• SUPPLIED RECORDS:
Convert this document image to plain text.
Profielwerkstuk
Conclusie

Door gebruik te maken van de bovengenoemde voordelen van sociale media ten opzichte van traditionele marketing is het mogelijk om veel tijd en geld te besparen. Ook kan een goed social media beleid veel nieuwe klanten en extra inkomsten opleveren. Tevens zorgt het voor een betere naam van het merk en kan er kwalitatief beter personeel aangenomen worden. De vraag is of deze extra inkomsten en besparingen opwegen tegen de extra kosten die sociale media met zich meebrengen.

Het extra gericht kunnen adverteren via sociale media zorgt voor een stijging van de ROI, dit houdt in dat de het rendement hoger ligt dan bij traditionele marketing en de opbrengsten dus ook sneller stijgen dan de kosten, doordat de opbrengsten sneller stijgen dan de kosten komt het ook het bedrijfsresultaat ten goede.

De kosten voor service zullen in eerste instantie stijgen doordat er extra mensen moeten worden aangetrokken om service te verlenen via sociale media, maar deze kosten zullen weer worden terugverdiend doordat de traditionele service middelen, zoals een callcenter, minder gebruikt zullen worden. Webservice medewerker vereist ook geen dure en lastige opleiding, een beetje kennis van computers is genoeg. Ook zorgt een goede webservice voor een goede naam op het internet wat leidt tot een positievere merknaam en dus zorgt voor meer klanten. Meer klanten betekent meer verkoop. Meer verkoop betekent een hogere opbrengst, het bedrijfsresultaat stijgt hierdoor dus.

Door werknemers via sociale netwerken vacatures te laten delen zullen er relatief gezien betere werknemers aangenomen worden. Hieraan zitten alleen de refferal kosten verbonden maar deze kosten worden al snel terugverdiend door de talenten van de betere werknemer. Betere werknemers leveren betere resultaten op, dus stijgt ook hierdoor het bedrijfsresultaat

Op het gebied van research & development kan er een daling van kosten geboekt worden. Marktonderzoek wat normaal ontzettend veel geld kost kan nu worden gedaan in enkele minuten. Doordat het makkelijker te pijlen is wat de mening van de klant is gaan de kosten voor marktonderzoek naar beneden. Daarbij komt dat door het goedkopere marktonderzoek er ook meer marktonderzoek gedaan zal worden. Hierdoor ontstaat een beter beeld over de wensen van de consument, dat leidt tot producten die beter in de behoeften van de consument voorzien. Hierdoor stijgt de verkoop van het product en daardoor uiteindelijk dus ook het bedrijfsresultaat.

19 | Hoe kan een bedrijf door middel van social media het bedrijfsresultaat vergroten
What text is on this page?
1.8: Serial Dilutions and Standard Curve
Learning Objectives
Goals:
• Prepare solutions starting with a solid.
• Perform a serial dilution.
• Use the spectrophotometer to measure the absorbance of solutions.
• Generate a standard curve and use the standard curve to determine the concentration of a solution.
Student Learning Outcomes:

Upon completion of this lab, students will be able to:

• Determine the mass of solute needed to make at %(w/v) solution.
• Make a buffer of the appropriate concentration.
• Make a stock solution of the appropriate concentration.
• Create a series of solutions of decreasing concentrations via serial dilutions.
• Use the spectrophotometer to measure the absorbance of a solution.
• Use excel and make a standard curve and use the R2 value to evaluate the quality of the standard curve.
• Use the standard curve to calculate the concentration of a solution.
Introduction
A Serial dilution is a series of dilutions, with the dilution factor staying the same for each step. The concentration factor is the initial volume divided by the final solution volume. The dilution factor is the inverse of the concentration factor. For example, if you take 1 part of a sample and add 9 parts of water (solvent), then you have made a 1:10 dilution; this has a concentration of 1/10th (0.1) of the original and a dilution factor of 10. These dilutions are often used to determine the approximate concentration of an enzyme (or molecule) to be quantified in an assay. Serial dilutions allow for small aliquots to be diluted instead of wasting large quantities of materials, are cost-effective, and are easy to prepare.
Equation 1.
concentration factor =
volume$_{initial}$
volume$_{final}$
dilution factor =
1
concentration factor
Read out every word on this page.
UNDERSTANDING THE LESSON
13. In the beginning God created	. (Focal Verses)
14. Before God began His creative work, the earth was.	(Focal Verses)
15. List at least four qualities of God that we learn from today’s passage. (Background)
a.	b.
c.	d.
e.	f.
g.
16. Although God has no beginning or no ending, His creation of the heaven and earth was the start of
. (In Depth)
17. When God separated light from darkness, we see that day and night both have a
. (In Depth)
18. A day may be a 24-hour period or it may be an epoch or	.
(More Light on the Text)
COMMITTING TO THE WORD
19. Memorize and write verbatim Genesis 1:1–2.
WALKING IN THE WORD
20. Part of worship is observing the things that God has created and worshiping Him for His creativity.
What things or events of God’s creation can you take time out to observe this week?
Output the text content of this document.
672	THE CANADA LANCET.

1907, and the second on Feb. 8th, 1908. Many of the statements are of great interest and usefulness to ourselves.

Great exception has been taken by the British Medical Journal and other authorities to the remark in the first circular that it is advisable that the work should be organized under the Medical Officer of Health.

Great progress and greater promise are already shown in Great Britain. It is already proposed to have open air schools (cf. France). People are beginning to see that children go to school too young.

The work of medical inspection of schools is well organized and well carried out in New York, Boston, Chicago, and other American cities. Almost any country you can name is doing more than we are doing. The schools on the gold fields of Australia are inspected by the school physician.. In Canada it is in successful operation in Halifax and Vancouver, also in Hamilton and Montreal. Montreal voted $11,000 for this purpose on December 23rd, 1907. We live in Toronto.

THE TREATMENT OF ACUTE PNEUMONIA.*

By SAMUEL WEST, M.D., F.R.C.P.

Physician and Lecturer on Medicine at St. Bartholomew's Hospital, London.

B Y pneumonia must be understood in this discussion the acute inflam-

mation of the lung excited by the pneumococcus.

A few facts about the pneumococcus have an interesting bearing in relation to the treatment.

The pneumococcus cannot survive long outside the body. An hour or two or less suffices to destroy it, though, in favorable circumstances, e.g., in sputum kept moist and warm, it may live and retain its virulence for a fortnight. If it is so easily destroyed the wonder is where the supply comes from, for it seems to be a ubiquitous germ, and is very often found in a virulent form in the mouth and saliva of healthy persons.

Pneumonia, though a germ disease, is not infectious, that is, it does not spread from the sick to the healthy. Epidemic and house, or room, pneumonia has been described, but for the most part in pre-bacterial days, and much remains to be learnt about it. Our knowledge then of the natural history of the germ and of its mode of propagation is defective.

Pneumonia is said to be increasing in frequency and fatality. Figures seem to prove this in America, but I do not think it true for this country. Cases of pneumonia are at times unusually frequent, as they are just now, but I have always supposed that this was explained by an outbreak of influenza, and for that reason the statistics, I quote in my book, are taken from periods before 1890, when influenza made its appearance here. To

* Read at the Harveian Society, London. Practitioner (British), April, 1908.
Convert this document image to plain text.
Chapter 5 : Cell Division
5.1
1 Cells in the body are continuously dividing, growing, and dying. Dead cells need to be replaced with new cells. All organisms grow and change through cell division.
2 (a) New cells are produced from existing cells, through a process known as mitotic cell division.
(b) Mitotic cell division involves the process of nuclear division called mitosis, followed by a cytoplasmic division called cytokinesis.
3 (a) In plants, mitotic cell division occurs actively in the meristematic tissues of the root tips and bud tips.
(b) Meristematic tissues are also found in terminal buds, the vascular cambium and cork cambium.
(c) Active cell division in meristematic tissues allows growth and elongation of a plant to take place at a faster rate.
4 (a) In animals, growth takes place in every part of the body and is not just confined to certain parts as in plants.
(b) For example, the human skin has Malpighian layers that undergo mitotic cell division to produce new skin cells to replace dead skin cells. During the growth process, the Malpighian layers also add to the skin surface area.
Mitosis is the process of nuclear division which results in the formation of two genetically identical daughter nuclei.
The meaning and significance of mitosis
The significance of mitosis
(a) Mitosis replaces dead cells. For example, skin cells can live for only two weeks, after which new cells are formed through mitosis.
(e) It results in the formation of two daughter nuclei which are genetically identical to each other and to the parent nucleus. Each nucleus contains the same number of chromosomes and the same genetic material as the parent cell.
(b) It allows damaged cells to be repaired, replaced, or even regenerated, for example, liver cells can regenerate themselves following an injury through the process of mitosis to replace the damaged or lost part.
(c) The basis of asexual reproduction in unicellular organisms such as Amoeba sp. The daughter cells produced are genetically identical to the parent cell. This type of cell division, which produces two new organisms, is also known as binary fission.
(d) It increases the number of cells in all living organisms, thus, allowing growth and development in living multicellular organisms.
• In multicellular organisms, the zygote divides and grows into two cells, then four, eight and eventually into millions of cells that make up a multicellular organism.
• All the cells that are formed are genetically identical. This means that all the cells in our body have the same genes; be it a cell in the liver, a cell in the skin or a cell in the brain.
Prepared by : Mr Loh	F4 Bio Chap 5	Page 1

• TASK DESCRIPTION: Once every line of the listing that contains "creation" has been counted, give the total and nothing else.

• EXERCISE RESULT: 2